*INPUT ROWS*.
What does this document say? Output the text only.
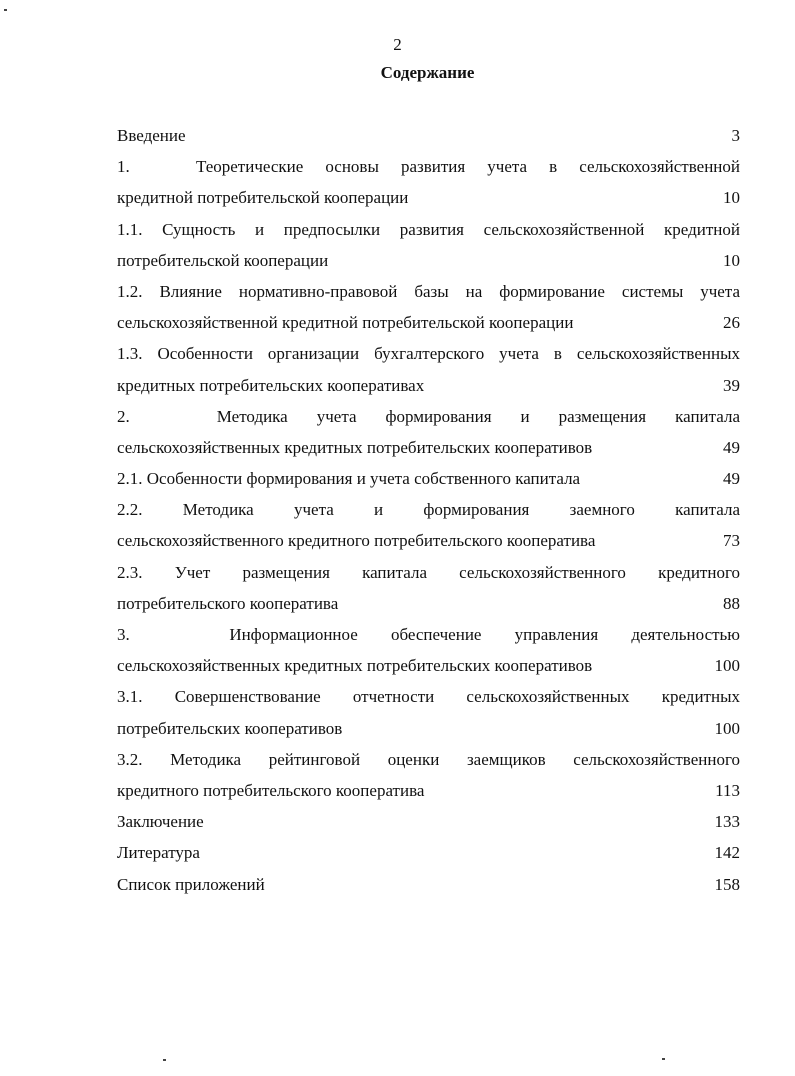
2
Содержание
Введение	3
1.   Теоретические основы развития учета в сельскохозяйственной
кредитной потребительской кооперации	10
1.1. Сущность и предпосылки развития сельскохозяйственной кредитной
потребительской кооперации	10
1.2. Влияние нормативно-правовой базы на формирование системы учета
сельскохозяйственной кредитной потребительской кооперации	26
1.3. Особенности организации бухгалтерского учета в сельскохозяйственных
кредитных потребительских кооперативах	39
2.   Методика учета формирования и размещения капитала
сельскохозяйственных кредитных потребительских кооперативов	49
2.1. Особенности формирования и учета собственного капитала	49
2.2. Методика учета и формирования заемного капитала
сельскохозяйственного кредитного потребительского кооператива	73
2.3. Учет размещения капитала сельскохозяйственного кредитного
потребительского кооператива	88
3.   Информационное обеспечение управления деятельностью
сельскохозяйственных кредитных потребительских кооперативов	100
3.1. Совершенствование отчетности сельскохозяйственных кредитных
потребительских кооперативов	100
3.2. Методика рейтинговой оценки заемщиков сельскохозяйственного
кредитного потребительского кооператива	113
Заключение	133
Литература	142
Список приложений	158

...

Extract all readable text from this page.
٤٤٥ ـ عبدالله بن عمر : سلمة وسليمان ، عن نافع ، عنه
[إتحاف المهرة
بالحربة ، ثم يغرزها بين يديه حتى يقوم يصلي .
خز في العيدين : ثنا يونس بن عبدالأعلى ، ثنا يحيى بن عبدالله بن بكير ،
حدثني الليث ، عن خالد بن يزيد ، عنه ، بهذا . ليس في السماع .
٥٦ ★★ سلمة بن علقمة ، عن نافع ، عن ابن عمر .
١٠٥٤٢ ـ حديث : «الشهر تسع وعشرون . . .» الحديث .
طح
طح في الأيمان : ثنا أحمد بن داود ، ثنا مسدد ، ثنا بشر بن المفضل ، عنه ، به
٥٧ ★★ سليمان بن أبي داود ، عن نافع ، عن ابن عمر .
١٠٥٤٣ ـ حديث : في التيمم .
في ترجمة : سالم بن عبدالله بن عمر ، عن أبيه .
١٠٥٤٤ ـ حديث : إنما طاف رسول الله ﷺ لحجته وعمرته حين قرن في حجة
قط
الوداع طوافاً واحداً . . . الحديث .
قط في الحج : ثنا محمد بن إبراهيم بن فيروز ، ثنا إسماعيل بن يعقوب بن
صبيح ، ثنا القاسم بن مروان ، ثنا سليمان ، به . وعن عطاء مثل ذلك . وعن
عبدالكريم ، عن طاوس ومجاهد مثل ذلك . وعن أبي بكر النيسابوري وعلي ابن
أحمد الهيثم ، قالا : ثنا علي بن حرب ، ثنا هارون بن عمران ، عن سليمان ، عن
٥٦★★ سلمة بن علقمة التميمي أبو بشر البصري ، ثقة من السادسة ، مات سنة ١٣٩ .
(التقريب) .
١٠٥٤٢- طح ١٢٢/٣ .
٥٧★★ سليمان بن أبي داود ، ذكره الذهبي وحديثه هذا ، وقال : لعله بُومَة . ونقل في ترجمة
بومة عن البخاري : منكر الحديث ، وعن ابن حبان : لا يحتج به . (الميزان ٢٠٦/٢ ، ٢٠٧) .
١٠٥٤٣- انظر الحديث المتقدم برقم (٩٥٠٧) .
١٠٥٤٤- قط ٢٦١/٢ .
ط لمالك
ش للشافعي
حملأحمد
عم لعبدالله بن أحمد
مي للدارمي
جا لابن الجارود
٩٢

*WRITTEN TASK*. List each line of the records that holds the string "text".

*PROBLEM SOLUTION*.
What does this document say? Output the text only.
Extract all readable text from this page.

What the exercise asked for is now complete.